▸ DATA ROWS:
┌──
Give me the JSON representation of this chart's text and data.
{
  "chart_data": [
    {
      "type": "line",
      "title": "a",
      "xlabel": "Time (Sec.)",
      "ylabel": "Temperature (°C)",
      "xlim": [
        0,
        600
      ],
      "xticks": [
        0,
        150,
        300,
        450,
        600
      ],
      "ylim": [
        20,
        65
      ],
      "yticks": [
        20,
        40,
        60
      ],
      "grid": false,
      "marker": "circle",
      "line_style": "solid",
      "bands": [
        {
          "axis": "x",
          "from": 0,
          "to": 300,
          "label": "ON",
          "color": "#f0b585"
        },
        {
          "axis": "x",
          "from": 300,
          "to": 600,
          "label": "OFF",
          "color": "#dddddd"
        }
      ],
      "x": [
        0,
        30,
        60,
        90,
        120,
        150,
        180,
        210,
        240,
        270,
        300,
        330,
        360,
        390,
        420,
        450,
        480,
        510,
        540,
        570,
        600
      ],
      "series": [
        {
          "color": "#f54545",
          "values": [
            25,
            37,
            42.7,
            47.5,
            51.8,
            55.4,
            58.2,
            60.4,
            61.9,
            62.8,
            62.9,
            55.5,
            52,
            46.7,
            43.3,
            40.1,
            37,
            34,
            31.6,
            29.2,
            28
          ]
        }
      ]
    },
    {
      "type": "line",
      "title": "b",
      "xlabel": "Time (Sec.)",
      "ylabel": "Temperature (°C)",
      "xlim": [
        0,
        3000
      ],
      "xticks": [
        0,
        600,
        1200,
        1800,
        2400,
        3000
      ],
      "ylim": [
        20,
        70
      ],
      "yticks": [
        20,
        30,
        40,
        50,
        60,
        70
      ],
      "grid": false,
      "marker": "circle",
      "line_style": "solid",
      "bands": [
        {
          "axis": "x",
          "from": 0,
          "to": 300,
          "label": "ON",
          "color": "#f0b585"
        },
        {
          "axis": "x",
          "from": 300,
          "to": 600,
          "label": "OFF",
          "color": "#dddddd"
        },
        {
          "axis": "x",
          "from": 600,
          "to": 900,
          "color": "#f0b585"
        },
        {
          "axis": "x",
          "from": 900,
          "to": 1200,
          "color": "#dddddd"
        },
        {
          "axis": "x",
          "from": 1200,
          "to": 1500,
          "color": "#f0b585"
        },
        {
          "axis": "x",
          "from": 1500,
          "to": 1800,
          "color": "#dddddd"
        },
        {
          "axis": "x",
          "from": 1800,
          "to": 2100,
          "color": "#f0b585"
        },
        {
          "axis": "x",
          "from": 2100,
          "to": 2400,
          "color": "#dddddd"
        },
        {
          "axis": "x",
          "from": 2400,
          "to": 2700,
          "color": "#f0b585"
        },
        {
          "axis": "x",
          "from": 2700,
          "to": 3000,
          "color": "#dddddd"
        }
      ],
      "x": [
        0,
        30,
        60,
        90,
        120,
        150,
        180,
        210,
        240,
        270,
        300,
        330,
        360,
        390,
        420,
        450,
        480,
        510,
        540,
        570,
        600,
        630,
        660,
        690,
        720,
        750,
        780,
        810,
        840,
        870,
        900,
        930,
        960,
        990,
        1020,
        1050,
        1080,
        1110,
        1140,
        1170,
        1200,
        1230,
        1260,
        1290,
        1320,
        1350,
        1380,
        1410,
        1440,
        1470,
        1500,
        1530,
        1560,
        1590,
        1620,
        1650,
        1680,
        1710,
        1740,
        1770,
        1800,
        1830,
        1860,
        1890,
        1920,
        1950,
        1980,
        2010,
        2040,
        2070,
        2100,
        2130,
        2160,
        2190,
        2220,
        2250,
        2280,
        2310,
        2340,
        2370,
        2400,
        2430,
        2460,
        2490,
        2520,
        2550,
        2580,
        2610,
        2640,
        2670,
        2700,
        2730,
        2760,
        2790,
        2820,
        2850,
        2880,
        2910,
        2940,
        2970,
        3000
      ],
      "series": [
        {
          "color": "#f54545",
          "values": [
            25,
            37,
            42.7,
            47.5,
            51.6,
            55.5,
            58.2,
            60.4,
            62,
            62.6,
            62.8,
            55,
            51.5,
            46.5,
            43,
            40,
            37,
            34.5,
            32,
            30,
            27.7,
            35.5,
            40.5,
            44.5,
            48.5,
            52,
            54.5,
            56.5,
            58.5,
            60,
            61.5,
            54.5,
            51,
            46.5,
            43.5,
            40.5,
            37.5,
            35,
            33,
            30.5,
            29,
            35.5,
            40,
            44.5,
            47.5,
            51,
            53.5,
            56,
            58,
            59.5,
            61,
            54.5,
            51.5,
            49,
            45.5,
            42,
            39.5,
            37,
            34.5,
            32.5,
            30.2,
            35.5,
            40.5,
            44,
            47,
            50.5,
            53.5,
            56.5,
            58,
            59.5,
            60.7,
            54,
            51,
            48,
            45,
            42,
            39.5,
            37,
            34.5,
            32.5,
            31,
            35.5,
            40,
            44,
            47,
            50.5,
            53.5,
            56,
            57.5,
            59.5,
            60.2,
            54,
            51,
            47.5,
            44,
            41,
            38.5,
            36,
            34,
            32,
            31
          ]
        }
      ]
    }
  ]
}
└──
▸ TASK PROMPT:
Every entry must be quoted exactly as it appears above.

▸ RIGHT ANSWER:
Give me the JSON representation of this chart's text and data.
{
  "chart_data": [
    {
      "type": "line",
      "title": "a",
      "xlabel": "Time (Sec.)",
      "ylabel": "Temperature (°C)",
      "xlim": [
        0,
        600
      ],
      "xticks": [
        0,
        150,
        300,
        450,
        600
      ],
      "ylim": [
        20,
        65
      ],
      "yticks": [
        20,
        40,
        60
      ],
      "grid": false,
      "marker": "circle",
      "line_style": "solid",
      "bands": [
        {
          "axis": "x",
          "from": 0,
          "to": 300,
          "label": "ON",
          "color": "#f0b585"
        },
        {
          "axis": "x",
          "from": 300,
          "to": 600,
          "label": "OFF",
          "color": "#dddddd"
        }
      ],
      "x": [
        0,
        30,
        60,
        90,
        120,
        150,
        180,
        210,
        240,
        270,
        300,
        330,
        360,
        390,
        420,
        450,
        480,
        510,
        540,
        570,
        600
      ],
      "series": [
        {
          "color": "#f54545",
          "values": [
            25,
            37,
            42.7,
            47.5,
            51.8,
            55.4,
            58.2,
            60.4,
            61.9,
            62.8,
            62.9,
            55.5,
            52,
            46.7,
            43.3,
            40.1,
            37,
            34,
            31.6,
            29.2,
            28
          ]
        }
      ]
    },
    {
      "type": "line",
      "title": "b",
      "xlabel": "Time (Sec.)",
      "ylabel": "Temperature (°C)",
      "xlim": [
        0,
        3000
      ],
      "xticks": [
        0,
        600,
        1200,
        1800,
        2400,
        3000
      ],
      "ylim": [
        20,
        70
      ],
      "yticks": [
        20,
        30,
        40,
        50,
        60,
        70
      ],
      "grid": false,
      "marker": "circle",
      "line_style": "solid",
      "bands": [
        {
          "axis": "x",
          "from": 0,
          "to": 300,
          "label": "ON",
          "color": "#f0b585"
        },
        {
          "axis": "x",
          "from": 300,
          "to": 600,
          "label": "OFF",
          "color": "#dddddd"
        },
        {
          "axis": "x",
          "from": 600,
          "to": 900,
          "color": "#f0b585"
        },
        {
          "axis": "x",
          "from": 900,
          "to": 1200,
          "color": "#dddddd"
        },
        {
          "axis": "x",
          "from": 1200,
          "to": 1500,
          "color": "#f0b585"
        },
        {
          "axis": "x",
          "from": 1500,
          "to": 1800,
          "color": "#dddddd"
        },
        {
          "axis": "x",
          "from": 1800,
          "to": 2100,
          "color": "#f0b585"
        },
        {
          "axis": "x",
          "from": 2100,
          "to": 2400,
          "color": "#dddddd"
        },
        {
          "axis": "x",
          "from": 2400,
          "to": 2700,
          "color": "#f0b585"
        },
        {
          "axis": "x",
          "from": 2700,
          "to": 3000,
          "color": "#dddddd"
        }
      ],
      "x": [
        0,
        30,
        60,
        90,
        120,
        150,
        180,
        210,
        240,
        270,
        300,
        330,
        360,
        390,
        420,
        450,
        480,
        510,
        540,
        570,
        600,
        630,
        660,
        690,
        720,
        750,
        780,
        810,
        840,
        870,
        900,
        930,
        960,
        990,
        1020,
        1050,
        1080,
        1110,
        1140,
        1170,
        1200,
        1230,
        1260,
        1290,
        1320,
        1350,
        1380,
        1410,
        1440,
        1470,
        1500,
        1530,
        1560,
        1590,
        1620,
        1650,
        1680,
        1710,
        1740,
        1770,
        1800,
        1830,
        1860,
        1890,
        1920,
        1950,
        1980,
        2010,
        2040,
        2070,
        2100,
        2130,
        2160,
        2190,
        2220,
        2250,
        2280,
        2310,
        2340,
        2370,
        2400,
        2430,
        2460,
        2490,
        2520,
        2550,
        2580,
        2610,
        2640,
        2670,
        2700,
        2730,
        2760,
        2790,
        2820,
        2850,
        2880,
        2910,
        2940,
        2970,
        3000
      ],
      "series": [
        {
          "color": "#f54545",
          "values": [
            25,
            37,
            42.7,
            47.5,
            51.6,
            55.5,
            58.2,
            60.4,
            62,
            62.6,
            62.8,
            55,
            51.5,
            46.5,
            43,
            40,
            37,
            34.5,
            32,
            30,
            27.7,
            35.5,
            40.5,
            44.5,
            48.5,
            52,
            54.5,
            56.5,
            58.5,
            60,
            61.5,
            54.5,
            51,
            46.5,
            43.5,
            40.5,
            37.5,
            35,
            33,
            30.5,
            29,
            35.5,
            40,
            44.5,
            47.5,
            51,
            53.5,
            56,
            58,
            59.5,
            61,
            54.5,
            51.5,
            49,
            45.5,
            42,
            39.5,
            37,
            34.5,
            32.5,
            30.2,
            35.5,
            40.5,
            44,
            47,
            50.5,
            53.5,
            56.5,
            58,
            59.5,
            60.7,
            54,
            51,
            48,
            45,
            42,
            39.5,
            37,
            34.5,
            32.5,
            31,
            35.5,
            40,
            44,
            47,
            50.5,
            53.5,
            56,
            57.5,
            59.5,
            60.2,
            54,
            51,
            47.5,
            44,
            41,
            38.5,
            36,
            34,
            32,
            31
          ]
        }
      ]
    }
  ]
}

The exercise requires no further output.